From the listing below, pick out each line with the word "dist".
** START **
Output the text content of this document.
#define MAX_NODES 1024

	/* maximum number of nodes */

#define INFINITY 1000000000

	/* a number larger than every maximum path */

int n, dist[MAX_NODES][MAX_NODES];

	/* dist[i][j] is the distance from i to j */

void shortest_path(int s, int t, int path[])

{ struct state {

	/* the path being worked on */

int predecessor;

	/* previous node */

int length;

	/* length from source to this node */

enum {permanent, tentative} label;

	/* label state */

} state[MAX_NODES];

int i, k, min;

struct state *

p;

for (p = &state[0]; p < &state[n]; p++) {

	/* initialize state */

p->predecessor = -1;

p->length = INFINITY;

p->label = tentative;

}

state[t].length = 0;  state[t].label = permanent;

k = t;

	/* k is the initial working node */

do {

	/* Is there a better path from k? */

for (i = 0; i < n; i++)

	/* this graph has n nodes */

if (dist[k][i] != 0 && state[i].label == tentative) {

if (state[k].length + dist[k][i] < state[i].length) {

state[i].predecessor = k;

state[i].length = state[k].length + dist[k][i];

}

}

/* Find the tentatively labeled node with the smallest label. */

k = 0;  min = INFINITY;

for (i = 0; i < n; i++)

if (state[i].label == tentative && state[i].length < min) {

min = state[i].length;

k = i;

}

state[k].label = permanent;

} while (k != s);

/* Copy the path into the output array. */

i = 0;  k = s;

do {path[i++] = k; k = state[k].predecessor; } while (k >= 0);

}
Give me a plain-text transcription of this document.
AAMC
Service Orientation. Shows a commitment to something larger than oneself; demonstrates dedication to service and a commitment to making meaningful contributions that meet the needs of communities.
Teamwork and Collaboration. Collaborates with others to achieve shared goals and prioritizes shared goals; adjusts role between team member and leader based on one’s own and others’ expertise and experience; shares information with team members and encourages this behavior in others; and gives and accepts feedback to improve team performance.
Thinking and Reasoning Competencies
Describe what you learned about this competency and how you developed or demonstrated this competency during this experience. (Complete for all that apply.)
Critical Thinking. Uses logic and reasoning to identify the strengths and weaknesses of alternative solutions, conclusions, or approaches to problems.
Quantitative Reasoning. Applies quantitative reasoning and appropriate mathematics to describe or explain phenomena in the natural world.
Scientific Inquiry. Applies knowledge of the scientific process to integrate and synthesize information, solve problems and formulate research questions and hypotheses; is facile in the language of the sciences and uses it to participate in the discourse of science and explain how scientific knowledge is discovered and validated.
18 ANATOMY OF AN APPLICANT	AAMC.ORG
** END **
TASK ANSWER:
int n, dist[MAX_NODES][MAX_NODES];
	/* dist[i][j] is the distance from i to j */
if (dist[k][i] != 0 && state[i].label == tentative) {
if (state[k].length + dist[k][i] < state[i].length) {
state[i].length = state[k].length + dist[k][i];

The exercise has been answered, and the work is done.